### What you should do
Give the number of lines that contain the string "sender", please, and nothing else.

Figure content listings
====
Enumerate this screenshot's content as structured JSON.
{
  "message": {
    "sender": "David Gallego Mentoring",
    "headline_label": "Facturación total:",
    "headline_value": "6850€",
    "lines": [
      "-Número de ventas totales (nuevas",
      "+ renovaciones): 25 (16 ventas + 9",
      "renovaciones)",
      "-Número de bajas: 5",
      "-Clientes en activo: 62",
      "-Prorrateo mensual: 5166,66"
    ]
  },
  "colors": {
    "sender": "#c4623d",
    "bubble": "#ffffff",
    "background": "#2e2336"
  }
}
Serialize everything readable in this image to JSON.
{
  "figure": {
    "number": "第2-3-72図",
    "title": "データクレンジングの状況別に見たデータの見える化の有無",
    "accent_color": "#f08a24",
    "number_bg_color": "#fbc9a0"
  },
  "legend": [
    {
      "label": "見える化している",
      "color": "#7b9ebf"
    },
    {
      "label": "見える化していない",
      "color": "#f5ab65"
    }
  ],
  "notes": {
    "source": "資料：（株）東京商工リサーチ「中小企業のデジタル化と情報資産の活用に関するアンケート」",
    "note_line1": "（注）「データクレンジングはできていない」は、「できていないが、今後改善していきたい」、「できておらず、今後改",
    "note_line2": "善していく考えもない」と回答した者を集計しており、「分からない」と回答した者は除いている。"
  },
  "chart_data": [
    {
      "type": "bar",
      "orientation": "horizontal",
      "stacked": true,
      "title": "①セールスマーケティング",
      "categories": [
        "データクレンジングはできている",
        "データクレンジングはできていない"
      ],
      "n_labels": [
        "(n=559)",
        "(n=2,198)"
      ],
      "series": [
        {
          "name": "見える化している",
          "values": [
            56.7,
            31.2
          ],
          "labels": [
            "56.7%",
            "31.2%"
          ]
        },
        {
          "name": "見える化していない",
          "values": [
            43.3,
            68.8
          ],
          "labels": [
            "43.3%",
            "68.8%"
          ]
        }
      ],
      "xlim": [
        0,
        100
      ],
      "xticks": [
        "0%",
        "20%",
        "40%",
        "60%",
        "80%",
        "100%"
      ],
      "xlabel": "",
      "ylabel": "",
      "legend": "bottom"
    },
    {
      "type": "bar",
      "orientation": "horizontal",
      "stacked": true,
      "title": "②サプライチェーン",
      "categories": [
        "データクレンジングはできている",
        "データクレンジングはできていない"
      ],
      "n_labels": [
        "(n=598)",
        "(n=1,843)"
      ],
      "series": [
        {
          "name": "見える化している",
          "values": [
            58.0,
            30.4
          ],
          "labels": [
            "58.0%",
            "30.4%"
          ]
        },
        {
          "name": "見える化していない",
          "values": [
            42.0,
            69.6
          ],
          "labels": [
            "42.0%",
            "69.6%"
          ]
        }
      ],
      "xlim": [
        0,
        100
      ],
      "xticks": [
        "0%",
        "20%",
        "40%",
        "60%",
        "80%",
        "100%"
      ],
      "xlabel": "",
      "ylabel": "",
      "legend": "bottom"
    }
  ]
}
====
### Answer to the exercise
2